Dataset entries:
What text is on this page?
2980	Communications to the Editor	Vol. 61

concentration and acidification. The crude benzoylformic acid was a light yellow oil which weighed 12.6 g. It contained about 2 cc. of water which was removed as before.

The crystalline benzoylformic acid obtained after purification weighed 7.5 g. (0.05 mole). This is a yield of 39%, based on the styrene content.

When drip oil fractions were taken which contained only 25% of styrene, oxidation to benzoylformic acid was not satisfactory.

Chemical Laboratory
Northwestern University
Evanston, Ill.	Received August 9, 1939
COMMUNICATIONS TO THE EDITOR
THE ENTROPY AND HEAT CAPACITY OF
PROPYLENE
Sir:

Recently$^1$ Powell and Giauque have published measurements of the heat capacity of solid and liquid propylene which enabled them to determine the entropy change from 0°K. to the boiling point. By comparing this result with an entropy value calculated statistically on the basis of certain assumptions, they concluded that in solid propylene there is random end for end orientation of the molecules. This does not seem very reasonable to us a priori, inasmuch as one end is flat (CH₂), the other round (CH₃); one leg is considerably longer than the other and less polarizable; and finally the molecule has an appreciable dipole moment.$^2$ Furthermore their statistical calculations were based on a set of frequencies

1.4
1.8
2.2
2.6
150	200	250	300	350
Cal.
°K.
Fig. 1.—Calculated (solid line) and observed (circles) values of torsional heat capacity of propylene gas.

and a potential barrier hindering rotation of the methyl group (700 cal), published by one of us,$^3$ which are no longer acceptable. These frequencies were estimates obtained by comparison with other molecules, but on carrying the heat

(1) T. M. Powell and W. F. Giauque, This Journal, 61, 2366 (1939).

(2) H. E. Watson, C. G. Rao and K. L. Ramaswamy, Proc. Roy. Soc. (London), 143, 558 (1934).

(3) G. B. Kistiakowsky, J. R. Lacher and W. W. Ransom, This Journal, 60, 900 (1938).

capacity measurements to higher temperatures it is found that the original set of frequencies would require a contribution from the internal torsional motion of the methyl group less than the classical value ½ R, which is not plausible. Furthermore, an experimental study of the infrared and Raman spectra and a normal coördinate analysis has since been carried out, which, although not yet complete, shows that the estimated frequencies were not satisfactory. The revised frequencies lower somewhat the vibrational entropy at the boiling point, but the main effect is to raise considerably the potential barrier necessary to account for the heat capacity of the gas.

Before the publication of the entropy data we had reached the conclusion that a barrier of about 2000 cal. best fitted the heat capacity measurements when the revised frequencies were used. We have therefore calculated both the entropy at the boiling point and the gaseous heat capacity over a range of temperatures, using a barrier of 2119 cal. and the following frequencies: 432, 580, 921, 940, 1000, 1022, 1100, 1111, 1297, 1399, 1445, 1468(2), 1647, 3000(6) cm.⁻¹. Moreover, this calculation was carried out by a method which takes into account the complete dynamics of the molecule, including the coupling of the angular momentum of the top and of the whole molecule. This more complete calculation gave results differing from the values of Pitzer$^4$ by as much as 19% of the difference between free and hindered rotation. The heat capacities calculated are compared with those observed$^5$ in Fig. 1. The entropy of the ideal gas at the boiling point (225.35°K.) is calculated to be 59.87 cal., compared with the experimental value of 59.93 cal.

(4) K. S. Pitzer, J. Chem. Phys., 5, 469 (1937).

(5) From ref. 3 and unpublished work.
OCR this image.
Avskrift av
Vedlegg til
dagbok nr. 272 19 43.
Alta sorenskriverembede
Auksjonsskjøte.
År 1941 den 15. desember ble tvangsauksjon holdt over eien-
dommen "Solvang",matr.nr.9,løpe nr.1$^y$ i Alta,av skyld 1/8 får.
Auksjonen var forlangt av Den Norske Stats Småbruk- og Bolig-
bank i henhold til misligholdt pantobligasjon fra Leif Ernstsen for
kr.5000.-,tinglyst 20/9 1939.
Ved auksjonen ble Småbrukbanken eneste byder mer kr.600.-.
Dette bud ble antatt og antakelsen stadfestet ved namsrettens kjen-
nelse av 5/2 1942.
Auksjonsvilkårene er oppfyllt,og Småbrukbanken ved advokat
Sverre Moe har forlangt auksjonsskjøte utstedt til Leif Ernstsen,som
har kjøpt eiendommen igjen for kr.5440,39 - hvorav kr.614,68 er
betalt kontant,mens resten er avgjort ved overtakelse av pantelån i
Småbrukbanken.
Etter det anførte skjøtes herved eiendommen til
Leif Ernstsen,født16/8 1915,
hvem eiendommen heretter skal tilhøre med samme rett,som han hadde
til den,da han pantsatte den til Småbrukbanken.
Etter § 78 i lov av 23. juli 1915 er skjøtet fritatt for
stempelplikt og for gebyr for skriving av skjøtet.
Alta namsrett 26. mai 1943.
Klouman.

### [What is required]
Above are the records; retype every one exactly.

### [Task answer]
What text is on this page?
2980	Communications to the Editor	Vol. 61

concentration and acidification. The crude benzoylformic acid was a light yellow oil which weighed 12.6 g. It contained about 2 cc. of water which was removed as before.

The crystalline benzoylformic acid obtained after purification weighed 7.5 g. (0.05 mole). This is a yield of 39%, based on the styrene content.

When drip oil fractions were taken which contained only 25% of styrene, oxidation to benzoylformic acid was not satisfactory.

Chemical Laboratory
Northwestern University
Evanston, Ill.	Received August 9, 1939
COMMUNICATIONS TO THE EDITOR
THE ENTROPY AND HEAT CAPACITY OF
PROPYLENE
Sir:

Recently$^1$ Powell and Giauque have published measurements of the heat capacity of solid and liquid propylene which enabled them to determine the entropy change from 0°K. to the boiling point. By comparing this result with an entropy value calculated statistically on the basis of certain assumptions, they concluded that in solid propylene there is random end for end orientation of the molecules. This does not seem very reasonable to us a priori, inasmuch as one end is flat (CH₂), the other round (CH₃); one leg is considerably longer than the other and less polarizable; and finally the molecule has an appreciable dipole moment.$^2$ Furthermore their statistical calculations were based on a set of frequencies

1.4
1.8
2.2
2.6
150	200	250	300	350
Cal.
°K.
Fig. 1.—Calculated (solid line) and observed (circles) values of torsional heat capacity of propylene gas.

and a potential barrier hindering rotation of the methyl group (700 cal), published by one of us,$^3$ which are no longer acceptable. These frequencies were estimates obtained by comparison with other molecules, but on carrying the heat

(1) T. M. Powell and W. F. Giauque, This Journal, 61, 2366 (1939).

(2) H. E. Watson, C. G. Rao and K. L. Ramaswamy, Proc. Roy. Soc. (London), 143, 558 (1934).

(3) G. B. Kistiakowsky, J. R. Lacher and W. W. Ransom, This Journal, 60, 900 (1938).

capacity measurements to higher temperatures it is found that the original set of frequencies would require a contribution from the internal torsional motion of the methyl group less than the classical value ½ R, which is not plausible. Furthermore, an experimental study of the infrared and Raman spectra and a normal coördinate analysis has since been carried out, which, although not yet complete, shows that the estimated frequencies were not satisfactory. The revised frequencies lower somewhat the vibrational entropy at the boiling point, but the main effect is to raise considerably the potential barrier necessary to account for the heat capacity of the gas.

Before the publication of the entropy data we had reached the conclusion that a barrier of about 2000 cal. best fitted the heat capacity measurements when the revised frequencies were used. We have therefore calculated both the entropy at the boiling point and the gaseous heat capacity over a range of temperatures, using a barrier of 2119 cal. and the following frequencies: 432, 580, 921, 940, 1000, 1022, 1100, 1111, 1297, 1399, 1445, 1468(2), 1647, 3000(6) cm.⁻¹. Moreover, this calculation was carried out by a method which takes into account the complete dynamics of the molecule, including the coupling of the angular momentum of the top and of the whole molecule. This more complete calculation gave results differing from the values of Pitzer$^4$ by as much as 19% of the difference between free and hindered rotation. The heat capacities calculated are compared with those observed$^5$ in Fig. 1. The entropy of the ideal gas at the boiling point (225.35°K.) is calculated to be 59.87 cal., compared with the experimental value of 59.93 cal.

(4) K. S. Pitzer, J. Chem. Phys., 5, 469 (1937).

(5) From ref. 3 and unpublished work.
OCR this image.
Avskrift av
Vedlegg til
dagbok nr. 272 19 43.
Alta sorenskriverembede
Auksjonsskjøte.
År 1941 den 15. desember ble tvangsauksjon holdt over eien-
dommen "Solvang",matr.nr.9,løpe nr.1$^y$ i Alta,av skyld 1/8 får.
Auksjonen var forlangt av Den Norske Stats Småbruk- og Bolig-
bank i henhold til misligholdt pantobligasjon fra Leif Ernstsen for
kr.5000.-,tinglyst 20/9 1939.
Ved auksjonen ble Småbrukbanken eneste byder mer kr.600.-.
Dette bud ble antatt og antakelsen stadfestet ved namsrettens kjen-
nelse av 5/2 1942.
Auksjonsvilkårene er oppfyllt,og Småbrukbanken ved advokat
Sverre Moe har forlangt auksjonsskjøte utstedt til Leif Ernstsen,som
har kjøpt eiendommen igjen for kr.5440,39 - hvorav kr.614,68 er
betalt kontant,mens resten er avgjort ved overtakelse av pantelån i
Småbrukbanken.
Etter det anførte skjøtes herved eiendommen til
Leif Ernstsen,født16/8 1915,
hvem eiendommen heretter skal tilhøre med samme rett,som han hadde
til den,da han pantsatte den til Småbrukbanken.
Etter § 78 i lov av 23. juli 1915 er skjøtet fritatt for
stempelplikt og for gebyr for skriving av skjøtet.
Alta namsrett 26. mai 1943.
Klouman.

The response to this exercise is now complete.